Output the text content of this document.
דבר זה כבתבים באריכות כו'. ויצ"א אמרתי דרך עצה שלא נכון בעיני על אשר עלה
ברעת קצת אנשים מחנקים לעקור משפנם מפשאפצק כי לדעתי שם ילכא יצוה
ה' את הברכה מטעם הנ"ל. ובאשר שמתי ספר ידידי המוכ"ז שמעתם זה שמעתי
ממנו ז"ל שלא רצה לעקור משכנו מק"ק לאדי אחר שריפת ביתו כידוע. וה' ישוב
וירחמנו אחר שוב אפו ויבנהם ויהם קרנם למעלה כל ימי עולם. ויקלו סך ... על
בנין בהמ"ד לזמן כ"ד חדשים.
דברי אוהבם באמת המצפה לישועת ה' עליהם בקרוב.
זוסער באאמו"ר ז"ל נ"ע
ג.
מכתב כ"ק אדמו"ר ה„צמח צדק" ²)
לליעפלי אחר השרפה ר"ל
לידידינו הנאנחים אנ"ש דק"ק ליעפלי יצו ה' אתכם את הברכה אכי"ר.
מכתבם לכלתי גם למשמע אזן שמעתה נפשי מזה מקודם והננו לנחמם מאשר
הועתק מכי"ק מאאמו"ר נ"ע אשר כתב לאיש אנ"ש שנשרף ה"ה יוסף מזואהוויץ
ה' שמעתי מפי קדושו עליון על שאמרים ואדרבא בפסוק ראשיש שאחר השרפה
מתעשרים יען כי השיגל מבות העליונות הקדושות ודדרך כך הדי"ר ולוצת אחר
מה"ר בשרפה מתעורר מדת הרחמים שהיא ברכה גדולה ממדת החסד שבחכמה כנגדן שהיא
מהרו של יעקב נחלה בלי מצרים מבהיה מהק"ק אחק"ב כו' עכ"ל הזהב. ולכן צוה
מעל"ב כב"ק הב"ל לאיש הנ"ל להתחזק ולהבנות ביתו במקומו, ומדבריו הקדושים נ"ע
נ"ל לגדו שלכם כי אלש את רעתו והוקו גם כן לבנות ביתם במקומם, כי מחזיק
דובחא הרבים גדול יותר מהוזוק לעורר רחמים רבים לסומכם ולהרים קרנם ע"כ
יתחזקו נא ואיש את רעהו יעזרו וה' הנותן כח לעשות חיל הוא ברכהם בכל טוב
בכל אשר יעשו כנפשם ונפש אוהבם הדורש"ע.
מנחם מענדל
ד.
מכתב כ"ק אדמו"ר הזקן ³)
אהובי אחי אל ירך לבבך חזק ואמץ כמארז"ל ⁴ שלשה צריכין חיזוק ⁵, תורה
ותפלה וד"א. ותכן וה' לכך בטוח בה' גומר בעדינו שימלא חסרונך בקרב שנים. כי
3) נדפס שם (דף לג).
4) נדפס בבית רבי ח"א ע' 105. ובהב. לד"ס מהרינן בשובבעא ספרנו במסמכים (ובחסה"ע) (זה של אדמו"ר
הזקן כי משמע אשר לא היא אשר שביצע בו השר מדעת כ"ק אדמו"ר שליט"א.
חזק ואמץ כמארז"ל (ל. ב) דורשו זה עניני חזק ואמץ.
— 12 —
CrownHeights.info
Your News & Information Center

# # # #

GOAL OF THE EXERCISE: Write out every entry above, word for word.

FULL OUTPUT:
Output the text content of this document.
דבר זה כבתבים באריכות כו'. ויצ"א אמרתי דרך עצה שלא נכון בעיני על אשר עלה
ברעת קצת אנשים מחנקים לעקור משפנם מפשאפצק כי לדעתי שם ילכא יצוה
ה' את הברכה מטעם הנ"ל. ובאשר שמתי ספר ידידי המוכ"ז שמעתם זה שמעתי
ממנו ז"ל שלא רצה לעקור משכנו מק"ק לאדי אחר שריפת ביתו כידוע. וה' ישוב
וירחמנו אחר שוב אפו ויבנהם ויהם קרנם למעלה כל ימי עולם. ויקלו סך ... על
בנין בהמ"ד לזמן כ"ד חדשים.
דברי אוהבם באמת המצפה לישועת ה' עליהם בקרוב.
זוסער באאמו"ר ז"ל נ"ע
ג.
מכתב כ"ק אדמו"ר ה„צמח צדק" ²)
לליעפלי אחר השרפה ר"ל
לידידינו הנאנחים אנ"ש דק"ק ליעפלי יצו ה' אתכם את הברכה אכי"ר.
מכתבם לכלתי גם למשמע אזן שמעתה נפשי מזה מקודם והננו לנחמם מאשר
הועתק מכי"ק מאאמו"ר נ"ע אשר כתב לאיש אנ"ש שנשרף ה"ה יוסף מזואהוויץ
ה' שמעתי מפי קדושו עליון על שאמרים ואדרבא בפסוק ראשיש שאחר השרפה
מתעשרים יען כי השיגל מבות העליונות הקדושות ודדרך כך הדי"ר ולוצת אחר
מה"ר בשרפה מתעורר מדת הרחמים שהיא ברכה גדולה ממדת החסד שבחכמה כנגדן שהיא
מהרו של יעקב נחלה בלי מצרים מבהיה מהק"ק אחק"ב כו' עכ"ל הזהב. ולכן צוה
מעל"ב כב"ק הב"ל לאיש הנ"ל להתחזק ולהבנות ביתו במקומו, ומדבריו הקדושים נ"ע
נ"ל לגדו שלכם כי אלש את רעתו והוקו גם כן לבנות ביתם במקומם, כי מחזיק
דובחא הרבים גדול יותר מהוזוק לעורר רחמים רבים לסומכם ולהרים קרנם ע"כ
יתחזקו נא ואיש את רעהו יעזרו וה' הנותן כח לעשות חיל הוא ברכהם בכל טוב
בכל אשר יעשו כנפשם ונפש אוהבם הדורש"ע.
מנחם מענדל
ד.
מכתב כ"ק אדמו"ר הזקן ³)
אהובי אחי אל ירך לבבך חזק ואמץ כמארז"ל ⁴ שלשה צריכין חיזוק ⁵, תורה
ותפלה וד"א. ותכן וה' לכך בטוח בה' גומר בעדינו שימלא חסרונך בקרב שנים. כי
3) נדפס שם (דף לג).
4) נדפס בבית רבי ח"א ע' 105. ובהב. לד"ס מהרינן בשובבעא ספרנו במסמכים (ובחסה"ע) (זה של אדמו"ר
הזקן כי משמע אשר לא היא אשר שביצע בו השר מדעת כ"ק אדמו"ר שליט"א.
חזק ואמץ כמארז"ל (ל. ב) דורשו זה עניני חזק ואמץ.
— 12 —
CrownHeights.info
Your News & Information Center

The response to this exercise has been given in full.